**Data excerpts**.
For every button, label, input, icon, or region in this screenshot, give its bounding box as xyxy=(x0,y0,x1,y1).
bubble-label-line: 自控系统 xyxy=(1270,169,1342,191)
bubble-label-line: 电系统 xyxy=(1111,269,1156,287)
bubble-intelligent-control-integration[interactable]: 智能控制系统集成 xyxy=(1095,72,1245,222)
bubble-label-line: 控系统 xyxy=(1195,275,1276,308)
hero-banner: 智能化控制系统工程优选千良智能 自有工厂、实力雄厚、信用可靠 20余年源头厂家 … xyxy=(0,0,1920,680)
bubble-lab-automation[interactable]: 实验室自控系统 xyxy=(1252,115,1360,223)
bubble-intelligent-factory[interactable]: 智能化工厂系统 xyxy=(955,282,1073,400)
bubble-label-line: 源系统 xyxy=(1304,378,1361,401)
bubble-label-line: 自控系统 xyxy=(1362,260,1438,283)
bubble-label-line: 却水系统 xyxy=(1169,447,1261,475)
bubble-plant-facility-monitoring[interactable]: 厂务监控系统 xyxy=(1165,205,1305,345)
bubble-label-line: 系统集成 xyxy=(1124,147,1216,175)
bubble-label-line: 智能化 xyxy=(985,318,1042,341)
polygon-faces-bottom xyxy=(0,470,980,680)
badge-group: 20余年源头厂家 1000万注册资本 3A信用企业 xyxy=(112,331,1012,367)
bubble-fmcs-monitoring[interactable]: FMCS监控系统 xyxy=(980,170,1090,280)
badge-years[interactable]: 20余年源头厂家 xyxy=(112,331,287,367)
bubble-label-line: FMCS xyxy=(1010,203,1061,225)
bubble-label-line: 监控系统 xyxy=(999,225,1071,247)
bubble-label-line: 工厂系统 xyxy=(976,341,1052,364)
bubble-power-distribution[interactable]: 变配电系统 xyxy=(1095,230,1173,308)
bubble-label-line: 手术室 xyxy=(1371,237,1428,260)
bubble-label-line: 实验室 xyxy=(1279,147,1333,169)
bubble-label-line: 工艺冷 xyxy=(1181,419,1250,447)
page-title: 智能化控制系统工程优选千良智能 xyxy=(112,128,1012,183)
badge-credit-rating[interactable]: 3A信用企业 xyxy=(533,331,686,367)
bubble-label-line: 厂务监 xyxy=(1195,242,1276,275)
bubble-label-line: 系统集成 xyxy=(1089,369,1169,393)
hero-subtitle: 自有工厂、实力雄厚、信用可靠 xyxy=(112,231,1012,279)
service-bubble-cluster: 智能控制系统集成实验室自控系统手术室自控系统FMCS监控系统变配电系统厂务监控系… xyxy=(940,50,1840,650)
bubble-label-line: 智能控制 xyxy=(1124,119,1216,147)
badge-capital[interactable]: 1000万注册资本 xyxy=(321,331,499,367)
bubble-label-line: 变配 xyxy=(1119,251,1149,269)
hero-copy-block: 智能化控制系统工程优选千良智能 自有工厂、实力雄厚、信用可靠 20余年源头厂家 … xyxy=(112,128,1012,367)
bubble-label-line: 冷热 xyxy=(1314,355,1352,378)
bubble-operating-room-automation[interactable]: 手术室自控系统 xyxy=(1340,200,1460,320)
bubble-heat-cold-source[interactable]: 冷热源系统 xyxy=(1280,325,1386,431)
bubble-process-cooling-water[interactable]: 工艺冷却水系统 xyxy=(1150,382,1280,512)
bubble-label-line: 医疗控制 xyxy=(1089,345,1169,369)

**Directions**. Reproduce every row above character for character, leaving nothing out and changing nothing.

**Exercise output**.
For every button, label, input, icon, or region in this screenshot, give its bounding box as xyxy=(x0,y0,x1,y1).
bubble-label-line: 自控系统 xyxy=(1270,169,1342,191)
bubble-label-line: 电系统 xyxy=(1111,269,1156,287)
bubble-intelligent-control-integration[interactable]: 智能控制系统集成 xyxy=(1095,72,1245,222)
bubble-label-line: 控系统 xyxy=(1195,275,1276,308)
hero-banner: 智能化控制系统工程优选千良智能 自有工厂、实力雄厚、信用可靠 20余年源头厂家 … xyxy=(0,0,1920,680)
bubble-lab-automation[interactable]: 实验室自控系统 xyxy=(1252,115,1360,223)
bubble-intelligent-factory[interactable]: 智能化工厂系统 xyxy=(955,282,1073,400)
bubble-label-line: 源系统 xyxy=(1304,378,1361,401)
bubble-label-line: 自控系统 xyxy=(1362,260,1438,283)
bubble-label-line: 却水系统 xyxy=(1169,447,1261,475)
bubble-plant-facility-monitoring[interactable]: 厂务监控系统 xyxy=(1165,205,1305,345)
bubble-label-line: 系统集成 xyxy=(1124,147,1216,175)
bubble-label-line: 智能化 xyxy=(985,318,1042,341)
polygon-faces-bottom xyxy=(0,470,980,680)
badge-group: 20余年源头厂家 1000万注册资本 3A信用企业 xyxy=(112,331,1012,367)
bubble-fmcs-monitoring[interactable]: FMCS监控系统 xyxy=(980,170,1090,280)
badge-years[interactable]: 20余年源头厂家 xyxy=(112,331,287,367)
bubble-label-line: FMCS xyxy=(1010,203,1061,225)
bubble-label-line: 监控系统 xyxy=(999,225,1071,247)
bubble-label-line: 工厂系统 xyxy=(976,341,1052,364)
bubble-power-distribution[interactable]: 变配电系统 xyxy=(1095,230,1173,308)
bubble-label-line: 手术室 xyxy=(1371,237,1428,260)
bubble-label-line: 实验室 xyxy=(1279,147,1333,169)
bubble-label-line: 工艺冷 xyxy=(1181,419,1250,447)
page-title: 智能化控制系统工程优选千良智能 xyxy=(112,128,1012,183)
badge-credit-rating[interactable]: 3A信用企业 xyxy=(533,331,686,367)
bubble-label-line: 厂务监 xyxy=(1195,242,1276,275)
bubble-label-line: 系统集成 xyxy=(1089,369,1169,393)
hero-subtitle: 自有工厂、实力雄厚、信用可靠 xyxy=(112,231,1012,279)
service-bubble-cluster: 智能控制系统集成实验室自控系统手术室自控系统FMCS监控系统变配电系统厂务监控系… xyxy=(940,50,1840,650)
bubble-label-line: 智能控制 xyxy=(1124,119,1216,147)
badge-capital[interactable]: 1000万注册资本 xyxy=(321,331,499,367)
bubble-label-line: 变配 xyxy=(1119,251,1149,269)
hero-copy-block: 智能化控制系统工程优选千良智能 自有工厂、实力雄厚、信用可靠 20余年源头厂家 … xyxy=(112,128,1012,367)
bubble-label-line: 冷热 xyxy=(1314,355,1352,378)
bubble-operating-room-automation[interactable]: 手术室自控系统 xyxy=(1340,200,1460,320)
bubble-heat-cold-source[interactable]: 冷热源系统 xyxy=(1280,325,1386,431)
bubble-process-cooling-water[interactable]: 工艺冷却水系统 xyxy=(1150,382,1280,512)
bubble-label-line: 医疗控制 xyxy=(1089,345,1169,369)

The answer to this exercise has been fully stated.